* **WRITTEN EXERCISE**:
Reproduce the records below in full and exactly, without their images.

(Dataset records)
┌────────

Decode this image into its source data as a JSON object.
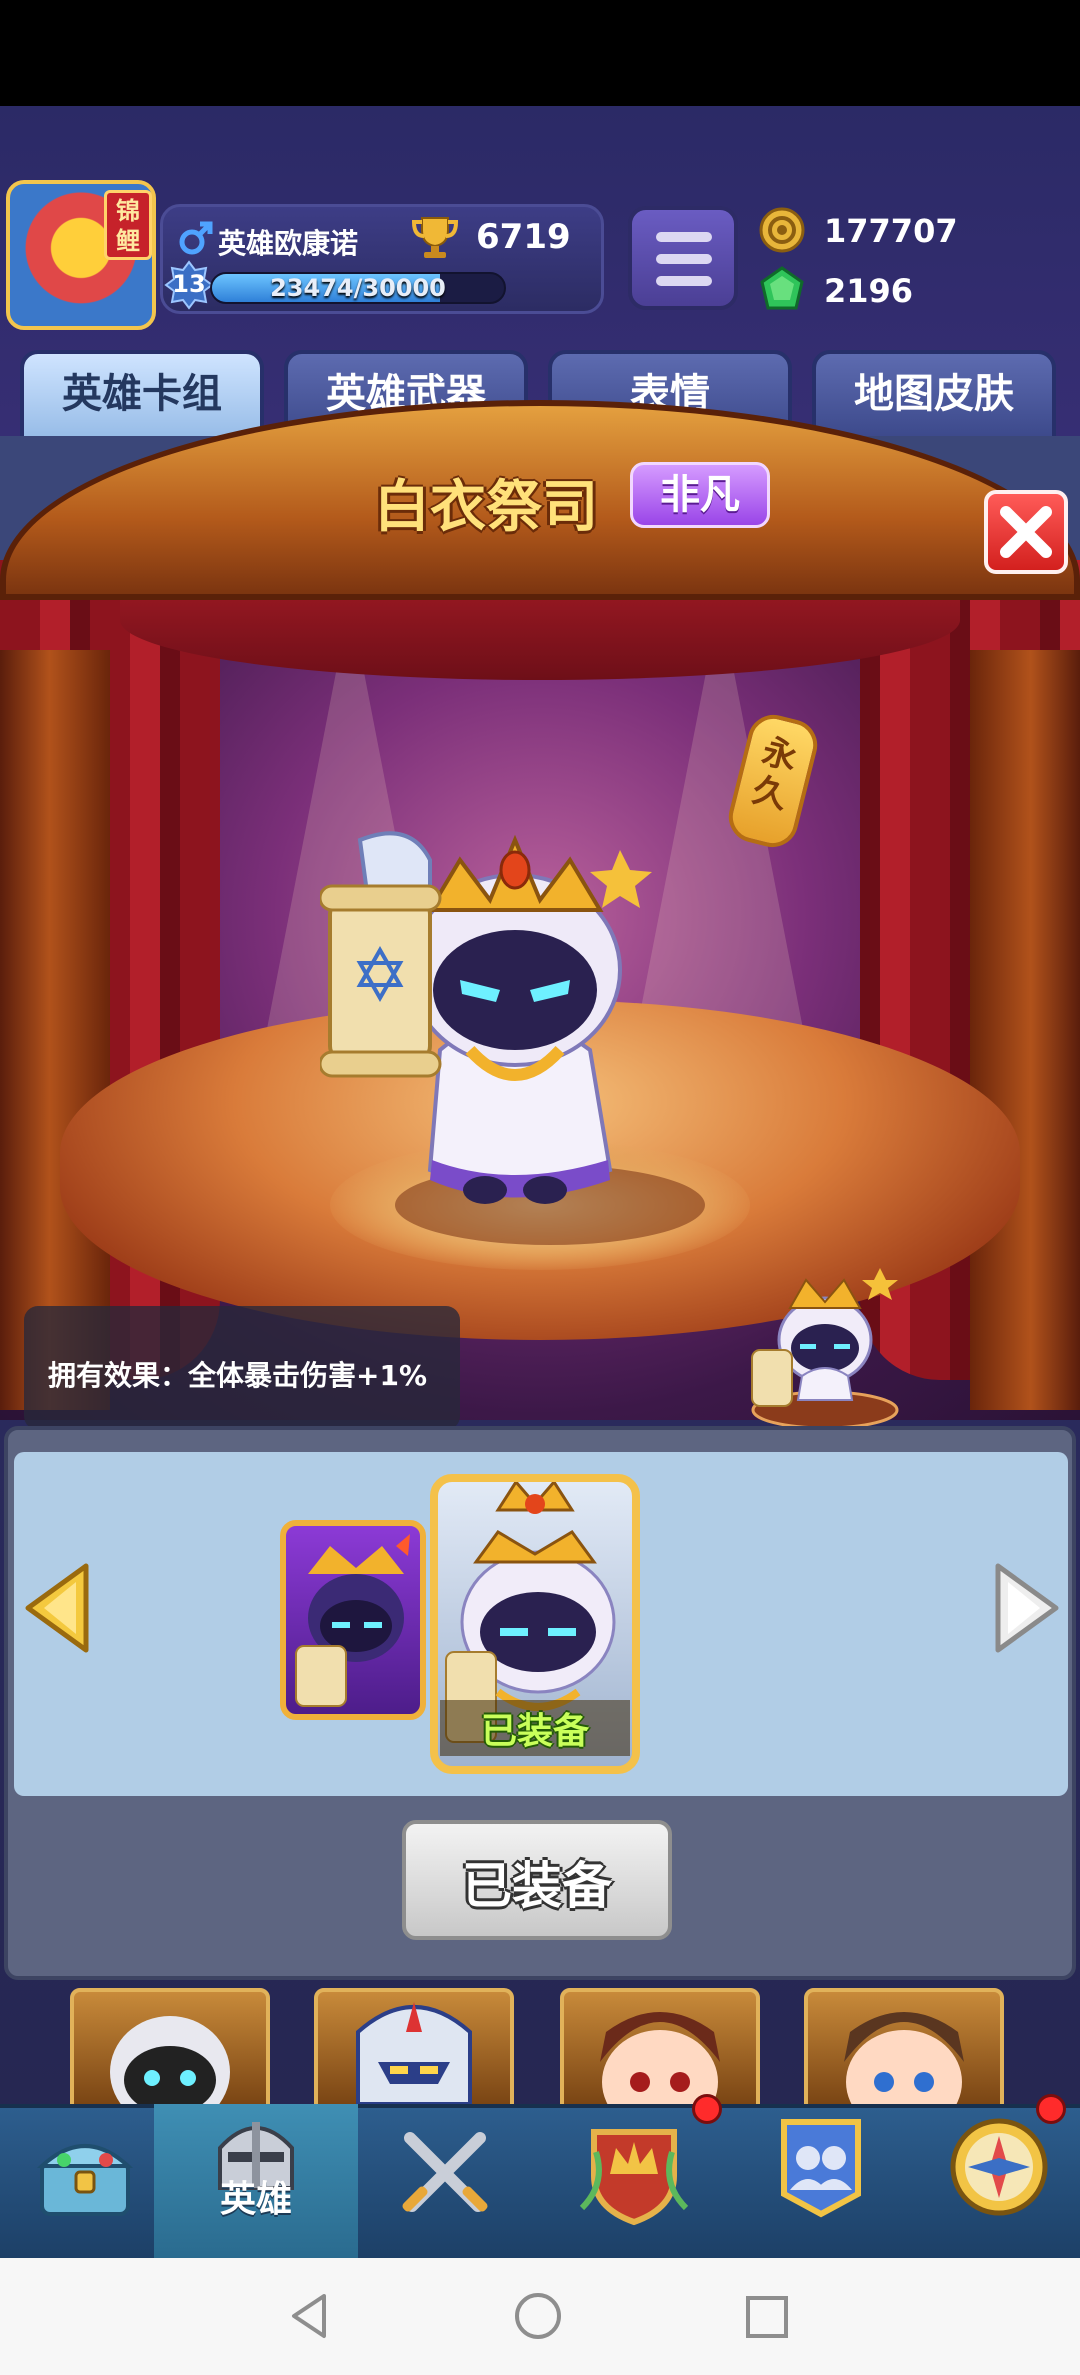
{
  "header": {
    "avatar_tag": "锦鲤",
    "player_name": "英雄欧康诺",
    "trophies": "6719",
    "level": "13",
    "xp_text": "23474/30000",
    "xp_fraction": 0.78,
    "coins": "177707",
    "gems": "2196"
  },
  "tabs": [
    {
      "label": "英雄卡组"
    },
    {
      "label": "英雄武器"
    },
    {
      "label": "表情"
    },
    {
      "label": "地图皮肤"
    }
  ],
  "popup": {
    "title": "白衣祭司",
    "rarity": "非凡",
    "permanent_tag": "永久",
    "effect": "拥有效果：全体暴击伤害+1%"
  },
  "skins": {
    "equipped_label": "已装备",
    "button_label": "已装备"
  },
  "bottom_nav": {
    "active_label": "英雄"
  },
  "colors": {
    "rarity": "#b066f0",
    "close": "#e2322f",
    "equipped_text": "#c9ff5a"
  }
}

└────────

* **THE REPLY**:
Decode this image into its source data as a JSON object.
{
  "header": {
    "avatar_tag": "锦鲤",
    "player_name": "英雄欧康诺",
    "trophies": "6719",
    "level": "13",
    "xp_text": "23474/30000",
    "xp_fraction": 0.78,
    "coins": "177707",
    "gems": "2196"
  },
  "tabs": [
    {
      "label": "英雄卡组"
    },
    {
      "label": "英雄武器"
    },
    {
      "label": "表情"
    },
    {
      "label": "地图皮肤"
    }
  ],
  "popup": {
    "title": "白衣祭司",
    "rarity": "非凡",
    "permanent_tag": "永久",
    "effect": "拥有效果：全体暴击伤害+1%"
  },
  "skins": {
    "equipped_label": "已装备",
    "button_label": "已装备"
  },
  "bottom_nav": {
    "active_label": "英雄"
  },
  "colors": {
    "rarity": "#b066f0",
    "close": "#e2322f",
    "equipped_text": "#c9ff5a"
  }
}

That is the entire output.